Records:
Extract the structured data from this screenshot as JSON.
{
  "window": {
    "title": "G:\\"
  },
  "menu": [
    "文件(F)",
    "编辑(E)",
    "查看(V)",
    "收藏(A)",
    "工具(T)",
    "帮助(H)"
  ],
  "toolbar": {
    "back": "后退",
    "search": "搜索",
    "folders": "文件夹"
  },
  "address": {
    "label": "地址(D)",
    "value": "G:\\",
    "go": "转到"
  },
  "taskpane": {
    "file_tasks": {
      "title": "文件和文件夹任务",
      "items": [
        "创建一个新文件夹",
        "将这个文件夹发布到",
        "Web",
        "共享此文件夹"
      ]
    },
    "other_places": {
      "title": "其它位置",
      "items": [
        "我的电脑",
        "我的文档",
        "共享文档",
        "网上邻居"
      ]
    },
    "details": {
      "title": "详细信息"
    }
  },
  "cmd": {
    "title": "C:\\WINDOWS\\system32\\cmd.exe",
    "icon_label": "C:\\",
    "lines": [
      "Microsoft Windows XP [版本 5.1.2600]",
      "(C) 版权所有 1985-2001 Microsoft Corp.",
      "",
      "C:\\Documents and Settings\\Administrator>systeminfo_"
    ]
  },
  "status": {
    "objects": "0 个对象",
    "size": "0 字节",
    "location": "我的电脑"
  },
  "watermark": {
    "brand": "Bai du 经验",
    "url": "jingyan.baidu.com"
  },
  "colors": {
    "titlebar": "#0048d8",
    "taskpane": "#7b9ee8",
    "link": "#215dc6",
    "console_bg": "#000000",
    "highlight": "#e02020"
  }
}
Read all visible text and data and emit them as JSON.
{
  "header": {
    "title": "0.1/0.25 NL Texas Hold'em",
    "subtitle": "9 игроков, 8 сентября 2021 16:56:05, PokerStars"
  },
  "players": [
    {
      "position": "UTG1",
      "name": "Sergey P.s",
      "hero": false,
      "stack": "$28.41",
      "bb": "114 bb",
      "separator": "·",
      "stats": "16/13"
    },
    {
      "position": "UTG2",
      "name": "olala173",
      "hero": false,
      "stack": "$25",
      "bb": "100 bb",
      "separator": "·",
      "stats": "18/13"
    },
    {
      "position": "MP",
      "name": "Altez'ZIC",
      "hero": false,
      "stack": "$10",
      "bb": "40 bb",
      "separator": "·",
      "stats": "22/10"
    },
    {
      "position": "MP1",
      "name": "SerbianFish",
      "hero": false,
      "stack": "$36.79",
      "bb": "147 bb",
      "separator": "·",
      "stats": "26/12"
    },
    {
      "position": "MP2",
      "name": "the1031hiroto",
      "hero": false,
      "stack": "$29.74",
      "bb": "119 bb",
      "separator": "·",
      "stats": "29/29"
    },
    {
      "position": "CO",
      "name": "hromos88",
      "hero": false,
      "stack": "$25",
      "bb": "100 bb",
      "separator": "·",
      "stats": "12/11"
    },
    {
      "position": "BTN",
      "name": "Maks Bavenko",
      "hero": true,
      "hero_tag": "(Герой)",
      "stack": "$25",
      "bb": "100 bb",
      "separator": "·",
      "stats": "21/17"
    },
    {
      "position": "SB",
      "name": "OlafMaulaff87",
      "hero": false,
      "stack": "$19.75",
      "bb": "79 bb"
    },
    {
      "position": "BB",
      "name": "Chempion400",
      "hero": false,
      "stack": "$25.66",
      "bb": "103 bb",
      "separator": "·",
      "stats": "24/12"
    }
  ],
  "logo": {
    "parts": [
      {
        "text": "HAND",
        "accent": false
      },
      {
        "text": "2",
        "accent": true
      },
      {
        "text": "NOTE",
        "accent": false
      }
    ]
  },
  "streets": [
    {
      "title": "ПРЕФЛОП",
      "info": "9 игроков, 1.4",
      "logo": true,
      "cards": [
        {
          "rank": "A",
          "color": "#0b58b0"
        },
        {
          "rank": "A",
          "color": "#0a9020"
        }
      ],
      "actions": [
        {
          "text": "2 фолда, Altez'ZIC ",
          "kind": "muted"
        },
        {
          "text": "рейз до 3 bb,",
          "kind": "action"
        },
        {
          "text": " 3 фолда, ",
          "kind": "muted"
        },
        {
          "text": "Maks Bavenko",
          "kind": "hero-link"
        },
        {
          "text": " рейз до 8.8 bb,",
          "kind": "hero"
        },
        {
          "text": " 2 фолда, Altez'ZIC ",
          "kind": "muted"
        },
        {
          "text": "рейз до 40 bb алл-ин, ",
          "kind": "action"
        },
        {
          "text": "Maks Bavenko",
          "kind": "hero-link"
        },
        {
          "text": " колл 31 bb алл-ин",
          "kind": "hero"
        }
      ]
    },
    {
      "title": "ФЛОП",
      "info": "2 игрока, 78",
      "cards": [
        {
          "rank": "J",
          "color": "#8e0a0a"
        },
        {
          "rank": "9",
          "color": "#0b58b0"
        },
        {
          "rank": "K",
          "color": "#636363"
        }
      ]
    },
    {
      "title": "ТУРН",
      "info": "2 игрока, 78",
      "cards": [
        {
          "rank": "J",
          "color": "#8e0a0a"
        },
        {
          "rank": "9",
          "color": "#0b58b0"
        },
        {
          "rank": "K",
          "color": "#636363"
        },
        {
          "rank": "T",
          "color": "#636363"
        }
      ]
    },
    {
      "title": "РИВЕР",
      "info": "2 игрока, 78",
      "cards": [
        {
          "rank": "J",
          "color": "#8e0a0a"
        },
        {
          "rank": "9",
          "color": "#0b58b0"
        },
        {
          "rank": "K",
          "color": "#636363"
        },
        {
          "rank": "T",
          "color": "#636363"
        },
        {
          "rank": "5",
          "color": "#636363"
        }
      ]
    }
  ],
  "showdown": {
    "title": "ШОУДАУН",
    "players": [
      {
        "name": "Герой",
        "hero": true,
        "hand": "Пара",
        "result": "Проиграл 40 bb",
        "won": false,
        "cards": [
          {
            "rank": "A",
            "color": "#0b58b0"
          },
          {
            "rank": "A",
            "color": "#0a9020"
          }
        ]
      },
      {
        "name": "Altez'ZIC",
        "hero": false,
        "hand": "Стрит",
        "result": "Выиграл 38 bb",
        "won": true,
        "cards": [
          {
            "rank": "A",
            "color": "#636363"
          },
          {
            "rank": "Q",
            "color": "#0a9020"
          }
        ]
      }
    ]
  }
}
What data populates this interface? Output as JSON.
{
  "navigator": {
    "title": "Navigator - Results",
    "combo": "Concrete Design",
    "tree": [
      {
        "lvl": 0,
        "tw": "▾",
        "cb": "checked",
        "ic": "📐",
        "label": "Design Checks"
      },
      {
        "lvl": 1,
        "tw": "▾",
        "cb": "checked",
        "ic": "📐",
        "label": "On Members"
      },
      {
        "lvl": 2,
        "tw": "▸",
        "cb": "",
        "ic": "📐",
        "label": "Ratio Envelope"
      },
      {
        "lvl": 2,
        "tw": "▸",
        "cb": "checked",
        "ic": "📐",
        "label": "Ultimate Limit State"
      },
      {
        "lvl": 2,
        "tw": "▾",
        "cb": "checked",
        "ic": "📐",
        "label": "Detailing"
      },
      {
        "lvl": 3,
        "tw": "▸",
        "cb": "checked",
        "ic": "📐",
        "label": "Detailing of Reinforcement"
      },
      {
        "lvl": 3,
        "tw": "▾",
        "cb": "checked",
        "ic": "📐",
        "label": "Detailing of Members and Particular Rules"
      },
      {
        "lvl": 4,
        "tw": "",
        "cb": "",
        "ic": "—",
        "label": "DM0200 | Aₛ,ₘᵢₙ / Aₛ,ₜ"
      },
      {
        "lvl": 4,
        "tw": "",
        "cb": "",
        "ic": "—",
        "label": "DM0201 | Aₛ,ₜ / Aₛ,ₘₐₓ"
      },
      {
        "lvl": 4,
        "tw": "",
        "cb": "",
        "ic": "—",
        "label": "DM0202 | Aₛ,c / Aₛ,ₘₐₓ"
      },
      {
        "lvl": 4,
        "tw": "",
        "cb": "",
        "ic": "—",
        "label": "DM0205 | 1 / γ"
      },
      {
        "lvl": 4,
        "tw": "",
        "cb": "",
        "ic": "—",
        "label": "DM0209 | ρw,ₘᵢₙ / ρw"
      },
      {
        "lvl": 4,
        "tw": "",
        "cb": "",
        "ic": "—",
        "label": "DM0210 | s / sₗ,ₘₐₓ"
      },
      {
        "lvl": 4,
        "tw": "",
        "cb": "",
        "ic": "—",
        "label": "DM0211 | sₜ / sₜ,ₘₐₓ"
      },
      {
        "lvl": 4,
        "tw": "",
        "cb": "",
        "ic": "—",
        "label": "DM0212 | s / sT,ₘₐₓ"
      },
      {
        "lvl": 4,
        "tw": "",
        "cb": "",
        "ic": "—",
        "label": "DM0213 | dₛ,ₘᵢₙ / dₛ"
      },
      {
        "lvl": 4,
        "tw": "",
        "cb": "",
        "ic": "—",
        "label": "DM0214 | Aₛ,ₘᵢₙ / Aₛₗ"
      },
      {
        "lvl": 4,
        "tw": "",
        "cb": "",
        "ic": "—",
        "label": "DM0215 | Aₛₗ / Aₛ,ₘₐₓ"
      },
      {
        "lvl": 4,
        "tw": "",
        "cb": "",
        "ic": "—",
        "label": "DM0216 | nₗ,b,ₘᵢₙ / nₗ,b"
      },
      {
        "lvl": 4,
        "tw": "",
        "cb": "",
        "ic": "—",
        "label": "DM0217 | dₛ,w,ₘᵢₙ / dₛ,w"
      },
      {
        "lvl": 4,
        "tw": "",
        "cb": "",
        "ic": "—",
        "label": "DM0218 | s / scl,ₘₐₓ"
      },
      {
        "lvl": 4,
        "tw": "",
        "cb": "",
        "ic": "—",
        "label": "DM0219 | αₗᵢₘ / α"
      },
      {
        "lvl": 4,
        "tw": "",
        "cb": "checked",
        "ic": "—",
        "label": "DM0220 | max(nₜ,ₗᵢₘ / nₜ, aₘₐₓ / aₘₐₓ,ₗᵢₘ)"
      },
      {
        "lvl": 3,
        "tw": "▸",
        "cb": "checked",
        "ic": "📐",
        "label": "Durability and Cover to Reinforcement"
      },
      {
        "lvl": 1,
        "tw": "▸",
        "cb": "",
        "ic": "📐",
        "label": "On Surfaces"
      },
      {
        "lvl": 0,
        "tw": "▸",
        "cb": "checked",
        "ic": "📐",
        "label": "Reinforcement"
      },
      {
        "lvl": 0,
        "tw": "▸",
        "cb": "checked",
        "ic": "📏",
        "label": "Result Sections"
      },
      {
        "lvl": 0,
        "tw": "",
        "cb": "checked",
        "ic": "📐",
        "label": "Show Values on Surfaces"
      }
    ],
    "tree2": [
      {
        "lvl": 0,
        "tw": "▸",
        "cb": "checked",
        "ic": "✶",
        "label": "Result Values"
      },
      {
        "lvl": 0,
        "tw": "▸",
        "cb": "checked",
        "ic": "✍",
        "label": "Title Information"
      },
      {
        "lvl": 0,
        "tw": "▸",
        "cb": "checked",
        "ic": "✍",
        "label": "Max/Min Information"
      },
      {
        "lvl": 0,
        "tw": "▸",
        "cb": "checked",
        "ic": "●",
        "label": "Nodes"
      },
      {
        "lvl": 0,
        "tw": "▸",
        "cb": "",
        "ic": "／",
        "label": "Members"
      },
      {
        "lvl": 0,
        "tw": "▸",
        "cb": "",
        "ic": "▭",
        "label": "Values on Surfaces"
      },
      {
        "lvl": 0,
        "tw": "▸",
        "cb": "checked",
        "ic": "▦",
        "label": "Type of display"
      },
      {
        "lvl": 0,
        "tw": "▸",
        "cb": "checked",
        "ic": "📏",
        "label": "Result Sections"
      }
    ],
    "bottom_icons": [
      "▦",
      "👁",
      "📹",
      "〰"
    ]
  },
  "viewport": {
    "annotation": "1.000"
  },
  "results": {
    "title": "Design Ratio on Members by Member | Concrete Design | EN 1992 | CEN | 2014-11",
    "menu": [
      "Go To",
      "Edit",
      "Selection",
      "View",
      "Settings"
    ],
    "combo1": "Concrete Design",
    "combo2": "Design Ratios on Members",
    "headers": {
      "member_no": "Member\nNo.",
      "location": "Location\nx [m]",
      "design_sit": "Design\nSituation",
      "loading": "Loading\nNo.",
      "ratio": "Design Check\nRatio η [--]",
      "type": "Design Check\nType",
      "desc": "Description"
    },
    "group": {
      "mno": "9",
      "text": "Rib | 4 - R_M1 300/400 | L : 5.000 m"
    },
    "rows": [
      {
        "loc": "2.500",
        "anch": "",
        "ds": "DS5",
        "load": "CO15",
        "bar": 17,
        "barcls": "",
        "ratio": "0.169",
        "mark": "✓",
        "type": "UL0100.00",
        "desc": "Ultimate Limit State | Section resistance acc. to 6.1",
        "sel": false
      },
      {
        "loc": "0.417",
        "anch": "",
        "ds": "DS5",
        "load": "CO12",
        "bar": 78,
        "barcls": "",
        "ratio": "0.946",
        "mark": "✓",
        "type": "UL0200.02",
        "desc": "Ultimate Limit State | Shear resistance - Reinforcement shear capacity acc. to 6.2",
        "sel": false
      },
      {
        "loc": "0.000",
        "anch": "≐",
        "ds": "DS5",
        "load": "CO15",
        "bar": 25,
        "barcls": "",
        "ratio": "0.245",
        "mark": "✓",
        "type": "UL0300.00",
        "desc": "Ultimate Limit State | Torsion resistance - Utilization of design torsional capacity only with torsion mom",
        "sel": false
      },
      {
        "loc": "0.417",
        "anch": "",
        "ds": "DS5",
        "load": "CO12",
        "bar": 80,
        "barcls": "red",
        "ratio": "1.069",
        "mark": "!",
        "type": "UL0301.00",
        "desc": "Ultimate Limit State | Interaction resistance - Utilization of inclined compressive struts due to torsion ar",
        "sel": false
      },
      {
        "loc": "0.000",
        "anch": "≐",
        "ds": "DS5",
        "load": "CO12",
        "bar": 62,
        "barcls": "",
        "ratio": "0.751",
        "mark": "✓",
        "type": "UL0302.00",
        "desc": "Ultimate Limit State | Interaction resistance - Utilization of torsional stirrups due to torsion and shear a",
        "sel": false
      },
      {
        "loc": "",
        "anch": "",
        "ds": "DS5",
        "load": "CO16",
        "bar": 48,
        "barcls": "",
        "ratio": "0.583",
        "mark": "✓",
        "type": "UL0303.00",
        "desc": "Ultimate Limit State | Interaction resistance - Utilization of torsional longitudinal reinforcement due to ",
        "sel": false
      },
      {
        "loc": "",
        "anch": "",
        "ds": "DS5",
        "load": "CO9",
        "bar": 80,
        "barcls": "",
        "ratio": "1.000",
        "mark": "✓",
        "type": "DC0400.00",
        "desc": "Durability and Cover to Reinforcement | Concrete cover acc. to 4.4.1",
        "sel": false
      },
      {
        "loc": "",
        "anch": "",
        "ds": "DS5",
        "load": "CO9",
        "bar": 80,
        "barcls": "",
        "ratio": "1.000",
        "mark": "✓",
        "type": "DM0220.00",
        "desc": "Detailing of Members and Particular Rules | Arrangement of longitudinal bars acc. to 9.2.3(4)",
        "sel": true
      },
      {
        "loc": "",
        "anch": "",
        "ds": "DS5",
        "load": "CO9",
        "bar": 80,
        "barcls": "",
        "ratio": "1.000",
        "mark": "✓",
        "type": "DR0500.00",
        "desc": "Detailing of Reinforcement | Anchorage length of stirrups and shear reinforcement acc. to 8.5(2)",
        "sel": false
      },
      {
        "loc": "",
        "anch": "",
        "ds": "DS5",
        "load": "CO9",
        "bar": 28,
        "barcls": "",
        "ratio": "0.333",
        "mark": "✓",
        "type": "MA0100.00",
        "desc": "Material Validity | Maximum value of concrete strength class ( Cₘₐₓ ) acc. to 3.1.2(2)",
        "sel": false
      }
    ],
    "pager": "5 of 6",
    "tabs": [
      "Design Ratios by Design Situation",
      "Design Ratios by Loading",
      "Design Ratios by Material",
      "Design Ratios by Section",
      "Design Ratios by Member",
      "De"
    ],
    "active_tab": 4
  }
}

**PROBLEM**
Identify each line in the records above containing the word "игроков"; copy those lines.

**ANSWER TO THIS EXERCISE**
    "subtitle": "9 игроков, 8 сентября 2021 16:56:05, PokerStars"
      "info": "9 игроков, 1.4",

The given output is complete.